**DESCRIPTION OF THE TASK**:
Keep the pictures out and restate every record exactly.

[Rows from a dataset]
[Begin]

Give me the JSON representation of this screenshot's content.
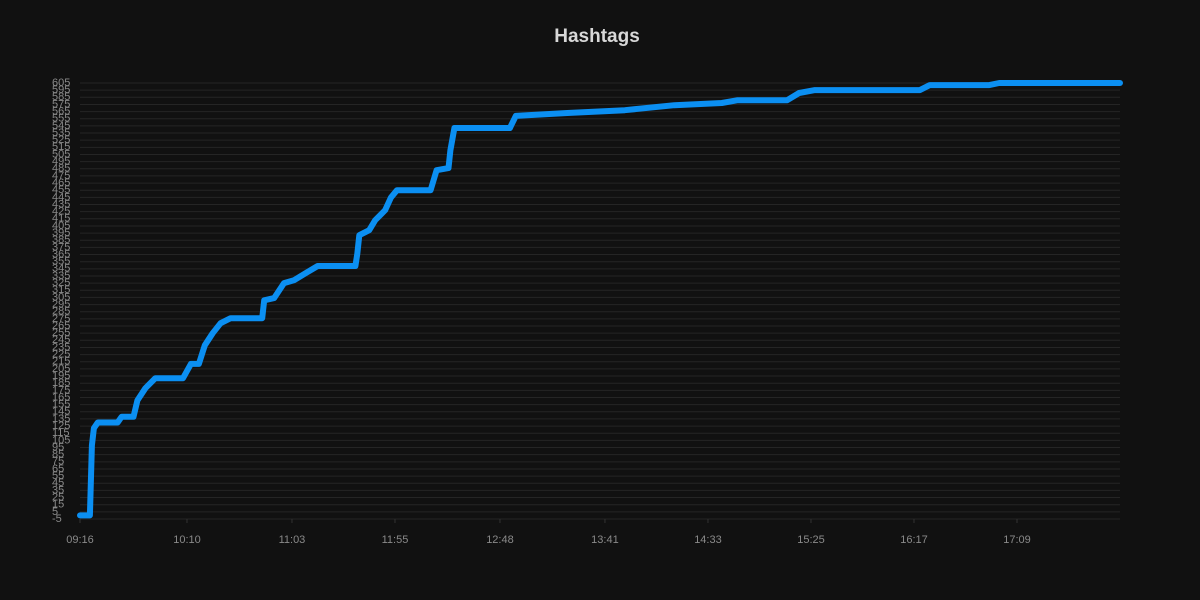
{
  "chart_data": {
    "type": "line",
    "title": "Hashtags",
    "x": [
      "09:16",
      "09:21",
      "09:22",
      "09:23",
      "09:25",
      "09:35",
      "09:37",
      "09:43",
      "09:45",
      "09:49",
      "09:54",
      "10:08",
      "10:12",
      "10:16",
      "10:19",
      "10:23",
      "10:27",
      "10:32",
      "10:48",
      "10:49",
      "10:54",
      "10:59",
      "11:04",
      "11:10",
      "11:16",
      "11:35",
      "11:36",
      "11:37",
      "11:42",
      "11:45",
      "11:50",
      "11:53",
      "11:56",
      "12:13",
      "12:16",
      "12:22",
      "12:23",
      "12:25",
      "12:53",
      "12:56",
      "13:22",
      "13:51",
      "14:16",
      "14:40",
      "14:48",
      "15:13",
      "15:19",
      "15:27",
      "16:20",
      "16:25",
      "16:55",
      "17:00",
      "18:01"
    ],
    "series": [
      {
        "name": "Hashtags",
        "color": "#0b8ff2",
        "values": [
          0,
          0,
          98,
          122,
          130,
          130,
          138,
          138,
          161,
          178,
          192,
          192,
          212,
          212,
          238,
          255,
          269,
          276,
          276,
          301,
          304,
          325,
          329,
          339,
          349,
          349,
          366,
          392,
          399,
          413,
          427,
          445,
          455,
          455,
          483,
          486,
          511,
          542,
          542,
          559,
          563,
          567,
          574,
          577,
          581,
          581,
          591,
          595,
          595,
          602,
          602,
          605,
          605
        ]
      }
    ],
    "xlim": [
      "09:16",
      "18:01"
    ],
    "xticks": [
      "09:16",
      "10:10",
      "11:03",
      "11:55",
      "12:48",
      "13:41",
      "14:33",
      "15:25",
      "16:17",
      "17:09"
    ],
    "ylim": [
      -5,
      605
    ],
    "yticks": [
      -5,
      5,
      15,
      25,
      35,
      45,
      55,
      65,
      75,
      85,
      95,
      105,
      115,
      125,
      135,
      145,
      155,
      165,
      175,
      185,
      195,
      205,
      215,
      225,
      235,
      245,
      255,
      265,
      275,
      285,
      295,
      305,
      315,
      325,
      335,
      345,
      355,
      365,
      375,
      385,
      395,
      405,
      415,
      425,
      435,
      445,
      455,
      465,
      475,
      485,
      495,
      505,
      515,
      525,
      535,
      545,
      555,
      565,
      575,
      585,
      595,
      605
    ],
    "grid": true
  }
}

[End]

**TASK SOLUTION**:
Give me the JSON representation of this screenshot's content.
{
  "chart_data": {
    "type": "line",
    "title": "Hashtags",
    "x": [
      "09:16",
      "09:21",
      "09:22",
      "09:23",
      "09:25",
      "09:35",
      "09:37",
      "09:43",
      "09:45",
      "09:49",
      "09:54",
      "10:08",
      "10:12",
      "10:16",
      "10:19",
      "10:23",
      "10:27",
      "10:32",
      "10:48",
      "10:49",
      "10:54",
      "10:59",
      "11:04",
      "11:10",
      "11:16",
      "11:35",
      "11:36",
      "11:37",
      "11:42",
      "11:45",
      "11:50",
      "11:53",
      "11:56",
      "12:13",
      "12:16",
      "12:22",
      "12:23",
      "12:25",
      "12:53",
      "12:56",
      "13:22",
      "13:51",
      "14:16",
      "14:40",
      "14:48",
      "15:13",
      "15:19",
      "15:27",
      "16:20",
      "16:25",
      "16:55",
      "17:00",
      "18:01"
    ],
    "series": [
      {
        "name": "Hashtags",
        "color": "#0b8ff2",
        "values": [
          0,
          0,
          98,
          122,
          130,
          130,
          138,
          138,
          161,
          178,
          192,
          192,
          212,
          212,
          238,
          255,
          269,
          276,
          276,
          301,
          304,
          325,
          329,
          339,
          349,
          349,
          366,
          392,
          399,
          413,
          427,
          445,
          455,
          455,
          483,
          486,
          511,
          542,
          542,
          559,
          563,
          567,
          574,
          577,
          581,
          581,
          591,
          595,
          595,
          602,
          602,
          605,
          605
        ]
      }
    ],
    "xlim": [
      "09:16",
      "18:01"
    ],
    "xticks": [
      "09:16",
      "10:10",
      "11:03",
      "11:55",
      "12:48",
      "13:41",
      "14:33",
      "15:25",
      "16:17",
      "17:09"
    ],
    "ylim": [
      -5,
      605
    ],
    "yticks": [
      -5,
      5,
      15,
      25,
      35,
      45,
      55,
      65,
      75,
      85,
      95,
      105,
      115,
      125,
      135,
      145,
      155,
      165,
      175,
      185,
      195,
      205,
      215,
      225,
      235,
      245,
      255,
      265,
      275,
      285,
      295,
      305,
      315,
      325,
      335,
      345,
      355,
      365,
      375,
      385,
      395,
      405,
      415,
      425,
      435,
      445,
      455,
      465,
      475,
      485,
      495,
      505,
      515,
      525,
      535,
      545,
      555,
      565,
      575,
      585,
      595,
      605
    ],
    "grid": true
  }
}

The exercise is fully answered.